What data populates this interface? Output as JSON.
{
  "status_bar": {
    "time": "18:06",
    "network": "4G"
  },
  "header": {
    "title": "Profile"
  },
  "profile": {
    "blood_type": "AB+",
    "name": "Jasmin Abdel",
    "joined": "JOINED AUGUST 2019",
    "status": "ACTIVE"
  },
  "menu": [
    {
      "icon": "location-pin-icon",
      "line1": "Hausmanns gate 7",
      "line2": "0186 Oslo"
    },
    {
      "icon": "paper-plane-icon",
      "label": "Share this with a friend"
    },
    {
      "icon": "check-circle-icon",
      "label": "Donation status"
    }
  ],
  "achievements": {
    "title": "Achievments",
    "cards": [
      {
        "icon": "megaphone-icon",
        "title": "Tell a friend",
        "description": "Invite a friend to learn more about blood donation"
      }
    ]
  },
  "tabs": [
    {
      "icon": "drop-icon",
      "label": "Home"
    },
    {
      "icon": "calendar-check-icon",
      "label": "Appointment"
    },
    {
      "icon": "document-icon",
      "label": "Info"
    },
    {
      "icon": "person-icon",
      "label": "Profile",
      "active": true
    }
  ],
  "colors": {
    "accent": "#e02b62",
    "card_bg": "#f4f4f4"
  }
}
+ + + +
--- Instructions for the task ---
Extract every entry in the listing word for word.

--- Solution to the exercise ---
What data populates this interface? Output as JSON.
{
  "status_bar": {
    "time": "18:06",
    "network": "4G"
  },
  "header": {
    "title": "Profile"
  },
  "profile": {
    "blood_type": "AB+",
    "name": "Jasmin Abdel",
    "joined": "JOINED AUGUST 2019",
    "status": "ACTIVE"
  },
  "menu": [
    {
      "icon": "location-pin-icon",
      "line1": "Hausmanns gate 7",
      "line2": "0186 Oslo"
    },
    {
      "icon": "paper-plane-icon",
      "label": "Share this with a friend"
    },
    {
      "icon": "check-circle-icon",
      "label": "Donation status"
    }
  ],
  "achievements": {
    "title": "Achievments",
    "cards": [
      {
        "icon": "megaphone-icon",
        "title": "Tell a friend",
        "description": "Invite a friend to learn more about blood donation"
      }
    ]
  },
  "tabs": [
    {
      "icon": "drop-icon",
      "label": "Home"
    },
    {
      "icon": "calendar-check-icon",
      "label": "Appointment"
    },
    {
      "icon": "document-icon",
      "label": "Info"
    },
    {
      "icon": "person-icon",
      "label": "Profile",
      "active": true
    }
  ],
  "colors": {
    "accent": "#e02b62",
    "card_bg": "#f4f4f4"
  }
}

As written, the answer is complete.